--- Start Task data ---

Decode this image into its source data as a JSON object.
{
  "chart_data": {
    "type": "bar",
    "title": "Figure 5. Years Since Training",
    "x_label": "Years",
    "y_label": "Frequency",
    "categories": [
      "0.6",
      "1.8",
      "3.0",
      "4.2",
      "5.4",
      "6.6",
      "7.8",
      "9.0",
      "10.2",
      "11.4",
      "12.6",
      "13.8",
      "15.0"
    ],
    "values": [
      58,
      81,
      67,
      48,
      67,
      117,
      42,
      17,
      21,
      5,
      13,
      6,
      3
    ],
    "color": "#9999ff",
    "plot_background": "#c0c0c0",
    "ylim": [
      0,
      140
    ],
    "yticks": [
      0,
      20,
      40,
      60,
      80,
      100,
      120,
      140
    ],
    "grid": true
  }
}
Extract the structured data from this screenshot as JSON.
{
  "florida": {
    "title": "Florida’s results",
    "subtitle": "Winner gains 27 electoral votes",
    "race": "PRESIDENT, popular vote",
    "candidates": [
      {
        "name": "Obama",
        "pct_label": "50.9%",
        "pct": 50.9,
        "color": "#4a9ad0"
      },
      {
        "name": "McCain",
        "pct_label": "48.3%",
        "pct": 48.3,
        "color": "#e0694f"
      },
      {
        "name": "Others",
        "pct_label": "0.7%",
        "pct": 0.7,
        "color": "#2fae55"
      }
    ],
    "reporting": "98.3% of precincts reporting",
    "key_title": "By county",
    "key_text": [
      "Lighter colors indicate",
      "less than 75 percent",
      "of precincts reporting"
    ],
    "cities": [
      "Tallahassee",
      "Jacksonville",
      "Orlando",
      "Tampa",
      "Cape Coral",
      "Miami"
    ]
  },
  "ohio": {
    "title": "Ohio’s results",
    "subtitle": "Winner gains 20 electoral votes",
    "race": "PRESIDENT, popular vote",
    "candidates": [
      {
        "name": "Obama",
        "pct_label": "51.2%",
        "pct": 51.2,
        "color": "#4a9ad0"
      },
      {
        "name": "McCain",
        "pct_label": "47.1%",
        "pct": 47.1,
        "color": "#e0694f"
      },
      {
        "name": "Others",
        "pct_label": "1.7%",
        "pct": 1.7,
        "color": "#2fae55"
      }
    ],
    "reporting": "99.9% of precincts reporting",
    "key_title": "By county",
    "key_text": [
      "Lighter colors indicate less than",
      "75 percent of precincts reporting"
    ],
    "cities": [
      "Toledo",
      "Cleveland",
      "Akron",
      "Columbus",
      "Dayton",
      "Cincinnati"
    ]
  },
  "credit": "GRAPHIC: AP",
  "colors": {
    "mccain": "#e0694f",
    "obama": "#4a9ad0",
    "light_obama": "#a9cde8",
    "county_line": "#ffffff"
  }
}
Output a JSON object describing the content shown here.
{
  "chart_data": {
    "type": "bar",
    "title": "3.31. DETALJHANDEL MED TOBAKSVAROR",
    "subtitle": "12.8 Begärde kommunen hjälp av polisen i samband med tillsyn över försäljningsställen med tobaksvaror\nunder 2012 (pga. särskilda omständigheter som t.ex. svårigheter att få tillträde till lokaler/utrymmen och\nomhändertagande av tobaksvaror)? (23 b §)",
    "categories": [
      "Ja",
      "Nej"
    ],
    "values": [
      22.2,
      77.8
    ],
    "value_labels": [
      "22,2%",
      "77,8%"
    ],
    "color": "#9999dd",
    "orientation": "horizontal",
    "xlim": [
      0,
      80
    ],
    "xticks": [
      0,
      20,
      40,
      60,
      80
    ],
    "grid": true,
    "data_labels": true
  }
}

--- End Task data ---

Using the records above, pull out each line where the word "electoral" occurs.

    "subtitle": "Winner gains 27 electoral votes",
    "subtitle": "Winner gains 20 electoral votes",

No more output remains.